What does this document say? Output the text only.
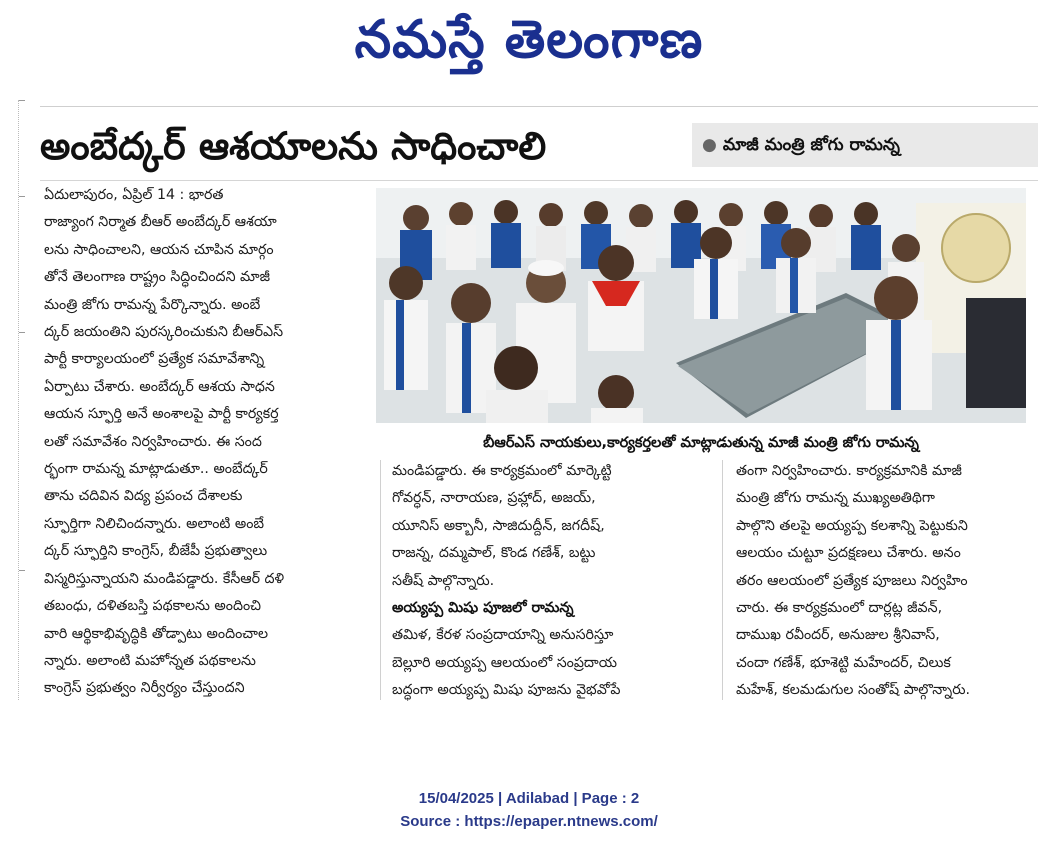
నమస్తే తెలంగాణ
అంబేద్కర్ ఆశయాలను సాధించాలి	● మాజీ మంత్రి జోగు రామన్న
ఏదులాపురం, ఏప్రిల్ 14 : భారత
రాజ్యాంగ నిర్మాత బీఆర్ అంబేద్కర్ ఆశయా
లను సాధించాలని, ఆయన చూపిన మార్గం
తోనే తెలంగాణ రాష్ట్రం సిద్ధించిందని మాజీ
మంత్రి జోగు రామన్న పేర్కొన్నారు. అంబే
ద్కర్ జయంతిని పురస్కరించుకుని బీఆర్ఎస్
పార్టీ కార్యాలయంలో ప్రత్యేక సమావేశాన్ని
ఏర్పాటు చేశారు. అంబేద్కర్ ఆశయ సాధన
ఆయన స్ఫూర్తి అనే అంశాలపై పార్టీ కార్యకర్త
లతో సమావేశం నిర్వహించారు. ఈ సంద
ర్భంగా రామన్న మాట్లాడుతూ.. అంబేద్కర్
తాను చదివిన విద్య ప్రపంచ దేశాలకు
స్ఫూర్తిగా నిలిచిందన్నారు. అలాంటి అంబే
ద్కర్ స్ఫూర్తిని కాంగ్రెస్, బీజేపీ ప్రభుత్వాలు
విస్మరిస్తున్నాయని మండిపడ్డారు. కేసీఆర్ దళి
తబంధు, దళితబస్తి పథకాలను అందించి
వారి ఆర్థికాభివృద్ధికి తోడ్పాటు అందించాల
న్నారు. అలాంటి మహోన్నత పథకాలను
కాంగ్రెస్ ప్రభుత్వం నిర్వీర్యం చేస్తుందని
బీఆర్ఎస్ నాయకులు,కార్యకర్తలతో మాట్లాడుతున్న మాజీ మంత్రి జోగు రామన్న
మండిపడ్డారు. ఈ కార్యక్రమంలో మార్కెట్టి
గోవర్ధన్, నారాయణ, ప్రహ్లాద్, అజయ్,
యూనిస్ అక్బానీ, సాజిదుద్దీన్, జగదీష్,
రాజన్న, దమ్మపాల్, కొండ గణేశ్, బట్టు
సతీష్ పాల్గొన్నారు.
అయ్యప్ప మిషు పూజలో రామన్న
తమిళ, కేరళ సంప్రదాయాన్ని అనుసరిస్తూ
బెల్లూరి అయ్యప్ప ఆలయంలో సంప్రదాయ
బద్ధంగా అయ్యప్ప మిషు పూజను వైభవోపే
తంగా నిర్వహించారు. కార్యక్రమానికి మాజీ
మంత్రి జోగు రామన్న ముఖ్యఅతిథిగా
పాల్గొని తలపై అయ్యప్ప కలశాన్ని పెట్టుకుని
ఆలయం చుట్టూ ప్రదక్షణలు చేశారు. అనం
తరం ఆలయంలో ప్రత్యేక పూజలు నిర్వహిం
చారు. ఈ కార్యక్రమంలో దార్లట్ల జీవన్,
దాముఖ రవీందర్, అనుజుల శ్రీనివాస్,
చందా గణేశ్, భూశెట్టి మహేందర్, చిలుక
మహేశ్, కలమడుగుల సంతోష్ పాల్గొన్నారు.
15/04/2025 | Adilabad | Page : 2
Source : https://epaper.ntnews.com/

○ ○ ○ ○

INSTRUCTIONS FOR THE TASK => Leave the images out and output the remaining material exactly as it stands.

OUTPUT OF THE TASK =>
What does this document say? Output the text only.
నమస్తే తెలంగాణ
అంబేద్కర్ ఆశయాలను సాధించాలి	● మాజీ మంత్రి జోగు రామన్న
ఏదులాపురం, ఏప్రిల్ 14 : భారత
రాజ్యాంగ నిర్మాత బీఆర్ అంబేద్కర్ ఆశయా
లను సాధించాలని, ఆయన చూపిన మార్గం
తోనే తెలంగాణ రాష్ట్రం సిద్ధించిందని మాజీ
మంత్రి జోగు రామన్న పేర్కొన్నారు. అంబే
ద్కర్ జయంతిని పురస్కరించుకుని బీఆర్ఎస్
పార్టీ కార్యాలయంలో ప్రత్యేక సమావేశాన్ని
ఏర్పాటు చేశారు. అంబేద్కర్ ఆశయ సాధన
ఆయన స్ఫూర్తి అనే అంశాలపై పార్టీ కార్యకర్త
లతో సమావేశం నిర్వహించారు. ఈ సంద
ర్భంగా రామన్న మాట్లాడుతూ.. అంబేద్కర్
తాను చదివిన విద్య ప్రపంచ దేశాలకు
స్ఫూర్తిగా నిలిచిందన్నారు. అలాంటి అంబే
ద్కర్ స్ఫూర్తిని కాంగ్రెస్, బీజేపీ ప్రభుత్వాలు
విస్మరిస్తున్నాయని మండిపడ్డారు. కేసీఆర్ దళి
తబంధు, దళితబస్తి పథకాలను అందించి
వారి ఆర్థికాభివృద్ధికి తోడ్పాటు అందించాల
న్నారు. అలాంటి మహోన్నత పథకాలను
కాంగ్రెస్ ప్రభుత్వం నిర్వీర్యం చేస్తుందని
బీఆర్ఎస్ నాయకులు,కార్యకర్తలతో మాట్లాడుతున్న మాజీ మంత్రి జోగు రామన్న
మండిపడ్డారు. ఈ కార్యక్రమంలో మార్కెట్టి
గోవర్ధన్, నారాయణ, ప్రహ్లాద్, అజయ్,
యూనిస్ అక్బానీ, సాజిదుద్దీన్, జగదీష్,
రాజన్న, దమ్మపాల్, కొండ గణేశ్, బట్టు
సతీష్ పాల్గొన్నారు.
అయ్యప్ప మిషు పూజలో రామన్న
తమిళ, కేరళ సంప్రదాయాన్ని అనుసరిస్తూ
బెల్లూరి అయ్యప్ప ఆలయంలో సంప్రదాయ
బద్ధంగా అయ్యప్ప మిషు పూజను వైభవోపే
తంగా నిర్వహించారు. కార్యక్రమానికి మాజీ
మంత్రి జోగు రామన్న ముఖ్యఅతిథిగా
పాల్గొని తలపై అయ్యప్ప కలశాన్ని పెట్టుకుని
ఆలయం చుట్టూ ప్రదక్షణలు చేశారు. అనం
తరం ఆలయంలో ప్రత్యేక పూజలు నిర్వహిం
చారు. ఈ కార్యక్రమంలో దార్లట్ల జీవన్,
దాముఖ రవీందర్, అనుజుల శ్రీనివాస్,
చందా గణేశ్, భూశెట్టి మహేందర్, చిలుక
మహేశ్, కలమడుగుల సంతోష్ పాల్గొన్నారు.
15/04/2025 | Adilabad | Page : 2
Source : https://epaper.ntnews.com/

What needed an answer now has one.